▶ _GIVEN REQUEST_
Only lines with the word "Dibujó" are needed; collect each of them from the listing below.

▶ _INPUT FOR THIS TASK_
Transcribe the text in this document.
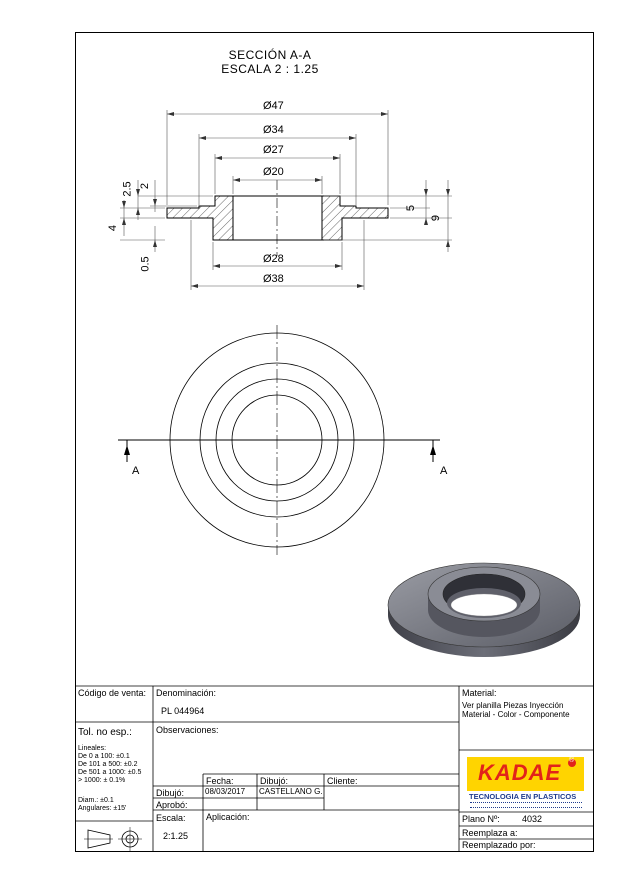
SECCIÓN A-A
ESCALA 2 : 1.25
Ø47
Ø34
Ø27
Ø20
Ø28
Ø38
2.5 2
4
0.5
5
9
A	A
KADAE ®
TECNOLOGIA EN PLASTICOS
Código de venta: Denominación:
PL 044964
Material:
Ver planilla Piezas Inyección
Material - Color - Componente
Tol. no esp.:
Lineales:
De 0 a 100: ±0.1
De 101 a 500: ±0.2
De 501 a 1000: ±0.5
> 1000: ± 0.1%
Diam.: ±0.1
Angulares: ±15'
Observaciones:
Fecha:	Dibujó:	Cliente:
Dibujó:	08/03/2017 CASTELLANO G.
Aprobó:
Escala:
2:1.25
Aplicación:	Plano Nº: 4032
Reemplaza a:
Reemplazado por:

▶ _EXERCISE ANSWER_
Fecha:	Dibujó:	Cliente:
Dibujó:	08/03/2017 CASTELLANO G.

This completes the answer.